Stored items:
*****

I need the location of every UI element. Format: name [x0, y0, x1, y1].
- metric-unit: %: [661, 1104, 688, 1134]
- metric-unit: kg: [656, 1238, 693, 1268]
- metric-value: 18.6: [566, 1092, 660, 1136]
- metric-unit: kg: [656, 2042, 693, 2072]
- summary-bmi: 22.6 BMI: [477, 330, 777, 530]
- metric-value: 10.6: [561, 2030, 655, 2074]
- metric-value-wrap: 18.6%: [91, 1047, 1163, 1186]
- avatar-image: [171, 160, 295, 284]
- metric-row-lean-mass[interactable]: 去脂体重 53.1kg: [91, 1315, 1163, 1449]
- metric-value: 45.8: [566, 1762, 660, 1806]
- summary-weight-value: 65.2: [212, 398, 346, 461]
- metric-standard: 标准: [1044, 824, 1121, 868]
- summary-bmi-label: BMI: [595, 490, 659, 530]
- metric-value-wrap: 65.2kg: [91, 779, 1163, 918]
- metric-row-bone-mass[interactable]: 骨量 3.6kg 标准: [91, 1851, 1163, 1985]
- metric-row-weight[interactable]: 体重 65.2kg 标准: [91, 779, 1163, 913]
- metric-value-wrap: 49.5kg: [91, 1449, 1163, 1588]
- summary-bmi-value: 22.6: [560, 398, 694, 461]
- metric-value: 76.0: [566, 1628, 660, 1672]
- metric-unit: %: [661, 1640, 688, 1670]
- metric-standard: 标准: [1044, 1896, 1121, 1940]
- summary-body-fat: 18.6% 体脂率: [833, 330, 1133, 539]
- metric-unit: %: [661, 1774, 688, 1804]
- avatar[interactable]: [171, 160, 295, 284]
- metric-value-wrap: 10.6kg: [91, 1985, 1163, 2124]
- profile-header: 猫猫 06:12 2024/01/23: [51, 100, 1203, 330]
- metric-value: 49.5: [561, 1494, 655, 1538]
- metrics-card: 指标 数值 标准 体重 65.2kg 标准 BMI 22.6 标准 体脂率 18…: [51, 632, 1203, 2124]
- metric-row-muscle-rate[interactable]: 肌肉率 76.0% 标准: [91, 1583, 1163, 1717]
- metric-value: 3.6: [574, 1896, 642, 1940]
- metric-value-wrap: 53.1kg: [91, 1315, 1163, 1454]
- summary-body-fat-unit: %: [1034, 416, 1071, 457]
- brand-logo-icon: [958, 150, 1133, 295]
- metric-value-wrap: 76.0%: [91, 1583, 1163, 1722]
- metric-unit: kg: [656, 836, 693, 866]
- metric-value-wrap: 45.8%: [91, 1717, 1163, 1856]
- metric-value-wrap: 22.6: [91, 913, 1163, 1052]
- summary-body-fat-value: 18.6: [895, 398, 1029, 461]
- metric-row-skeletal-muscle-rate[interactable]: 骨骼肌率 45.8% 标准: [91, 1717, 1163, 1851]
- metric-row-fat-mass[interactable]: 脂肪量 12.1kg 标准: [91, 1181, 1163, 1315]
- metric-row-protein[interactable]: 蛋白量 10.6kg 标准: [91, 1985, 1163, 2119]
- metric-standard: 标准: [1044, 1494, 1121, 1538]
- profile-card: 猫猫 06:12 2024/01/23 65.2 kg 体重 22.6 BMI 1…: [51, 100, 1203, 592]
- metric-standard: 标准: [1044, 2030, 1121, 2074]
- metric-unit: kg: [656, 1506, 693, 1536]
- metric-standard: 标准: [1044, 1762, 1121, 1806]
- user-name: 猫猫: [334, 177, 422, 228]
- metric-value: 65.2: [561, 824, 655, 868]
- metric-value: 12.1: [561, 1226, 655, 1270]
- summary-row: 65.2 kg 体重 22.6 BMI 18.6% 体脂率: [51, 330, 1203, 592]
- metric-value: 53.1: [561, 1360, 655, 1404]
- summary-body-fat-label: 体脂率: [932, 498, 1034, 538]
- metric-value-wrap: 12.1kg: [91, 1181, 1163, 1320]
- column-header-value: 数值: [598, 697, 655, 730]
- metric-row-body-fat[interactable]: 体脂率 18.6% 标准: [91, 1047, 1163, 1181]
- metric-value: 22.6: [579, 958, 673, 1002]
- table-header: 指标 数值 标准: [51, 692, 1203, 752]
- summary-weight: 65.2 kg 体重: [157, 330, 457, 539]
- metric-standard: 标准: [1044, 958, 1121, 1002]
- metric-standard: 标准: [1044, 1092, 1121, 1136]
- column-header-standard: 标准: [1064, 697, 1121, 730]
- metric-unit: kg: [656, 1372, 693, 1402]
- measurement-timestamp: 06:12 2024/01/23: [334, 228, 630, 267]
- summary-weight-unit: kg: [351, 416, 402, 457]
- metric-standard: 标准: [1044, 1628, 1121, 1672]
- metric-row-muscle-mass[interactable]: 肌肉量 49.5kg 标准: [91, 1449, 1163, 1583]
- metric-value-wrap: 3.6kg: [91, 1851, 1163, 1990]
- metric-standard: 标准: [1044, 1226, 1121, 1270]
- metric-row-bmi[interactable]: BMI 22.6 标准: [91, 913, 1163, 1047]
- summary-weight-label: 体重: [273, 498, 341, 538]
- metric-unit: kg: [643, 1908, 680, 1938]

*****

> [About this task] Every entry is to be restated exactly, with no line dropped.

> [Solution for this problem]
I need the location of every UI element. Format: name [x0, y0, x1, y1].
- metric-unit: %: [661, 1104, 688, 1134]
- metric-unit: kg: [656, 1238, 693, 1268]
- metric-value: 18.6: [566, 1092, 660, 1136]
- metric-unit: kg: [656, 2042, 693, 2072]
- summary-bmi: 22.6 BMI: [477, 330, 777, 530]
- metric-value: 10.6: [561, 2030, 655, 2074]
- metric-value-wrap: 18.6%: [91, 1047, 1163, 1186]
- avatar-image: [171, 160, 295, 284]
- metric-row-lean-mass[interactable]: 去脂体重 53.1kg: [91, 1315, 1163, 1449]
- metric-value: 45.8: [566, 1762, 660, 1806]
- summary-weight-value: 65.2: [212, 398, 346, 461]
- metric-standard: 标准: [1044, 824, 1121, 868]
- summary-bmi-label: BMI: [595, 490, 659, 530]
- metric-value-wrap: 65.2kg: [91, 779, 1163, 918]
- metric-row-bone-mass[interactable]: 骨量 3.6kg 标准: [91, 1851, 1163, 1985]
- metric-row-weight[interactable]: 体重 65.2kg 标准: [91, 779, 1163, 913]
- metric-value-wrap: 49.5kg: [91, 1449, 1163, 1588]
- summary-bmi-value: 22.6: [560, 398, 694, 461]
- metric-value: 76.0: [566, 1628, 660, 1672]
- metric-unit: %: [661, 1640, 688, 1670]
- metric-standard: 标准: [1044, 1896, 1121, 1940]
- summary-body-fat: 18.6% 体脂率: [833, 330, 1133, 539]
- metric-unit: %: [661, 1774, 688, 1804]
- avatar[interactable]: [171, 160, 295, 284]
- metric-value-wrap: 10.6kg: [91, 1985, 1163, 2124]
- profile-header: 猫猫 06:12 2024/01/23: [51, 100, 1203, 330]
- metric-value: 49.5: [561, 1494, 655, 1538]
- metrics-card: 指标 数值 标准 体重 65.2kg 标准 BMI 22.6 标准 体脂率 18…: [51, 632, 1203, 2124]
- metric-row-muscle-rate[interactable]: 肌肉率 76.0% 标准: [91, 1583, 1163, 1717]
- metric-value: 3.6: [574, 1896, 642, 1940]
- metric-value-wrap: 53.1kg: [91, 1315, 1163, 1454]
- summary-body-fat-unit: %: [1034, 416, 1071, 457]
- brand-logo-icon: [958, 150, 1133, 295]
- metric-value-wrap: 76.0%: [91, 1583, 1163, 1722]
- metric-unit: kg: [656, 836, 693, 866]
- metric-value-wrap: 45.8%: [91, 1717, 1163, 1856]
- metric-value-wrap: 22.6: [91, 913, 1163, 1052]
- summary-body-fat-value: 18.6: [895, 398, 1029, 461]
- metric-row-skeletal-muscle-rate[interactable]: 骨骼肌率 45.8% 标准: [91, 1717, 1163, 1851]
- metric-row-fat-mass[interactable]: 脂肪量 12.1kg 标准: [91, 1181, 1163, 1315]
- metric-row-protein[interactable]: 蛋白量 10.6kg 标准: [91, 1985, 1163, 2119]
- metric-standard: 标准: [1044, 1494, 1121, 1538]
- profile-card: 猫猫 06:12 2024/01/23 65.2 kg 体重 22.6 BMI 1…: [51, 100, 1203, 592]
- metric-standard: 标准: [1044, 2030, 1121, 2074]
- metric-unit: kg: [656, 1506, 693, 1536]
- metric-standard: 标准: [1044, 1762, 1121, 1806]
- user-name: 猫猫: [334, 177, 422, 228]
- metric-value: 65.2: [561, 824, 655, 868]
- metric-value: 12.1: [561, 1226, 655, 1270]
- summary-row: 65.2 kg 体重 22.6 BMI 18.6% 体脂率: [51, 330, 1203, 592]
- metric-value: 53.1: [561, 1360, 655, 1404]
- summary-body-fat-label: 体脂率: [932, 498, 1034, 538]
- metric-value-wrap: 12.1kg: [91, 1181, 1163, 1320]
- column-header-value: 数值: [598, 697, 655, 730]
- metric-row-body-fat[interactable]: 体脂率 18.6% 标准: [91, 1047, 1163, 1181]
- metric-value: 22.6: [579, 958, 673, 1002]
- table-header: 指标 数值 标准: [51, 692, 1203, 752]
- summary-weight: 65.2 kg 体重: [157, 330, 457, 539]
- metric-standard: 标准: [1044, 958, 1121, 1002]
- metric-standard: 标准: [1044, 1092, 1121, 1136]
- column-header-standard: 标准: [1064, 697, 1121, 730]
- metric-unit: kg: [656, 1372, 693, 1402]
- measurement-timestamp: 06:12 2024/01/23: [334, 228, 630, 267]
- summary-weight-unit: kg: [351, 416, 402, 457]
- metric-standard: 标准: [1044, 1628, 1121, 1672]
- metric-row-muscle-mass[interactable]: 肌肉量 49.5kg 标准: [91, 1449, 1163, 1583]
- metric-value-wrap: 3.6kg: [91, 1851, 1163, 1990]
- metric-standard: 标准: [1044, 1226, 1121, 1270]
- metric-row-bmi[interactable]: BMI 22.6 标准: [91, 913, 1163, 1047]
- summary-weight-label: 体重: [273, 498, 341, 538]
- metric-unit: kg: [643, 1908, 680, 1938]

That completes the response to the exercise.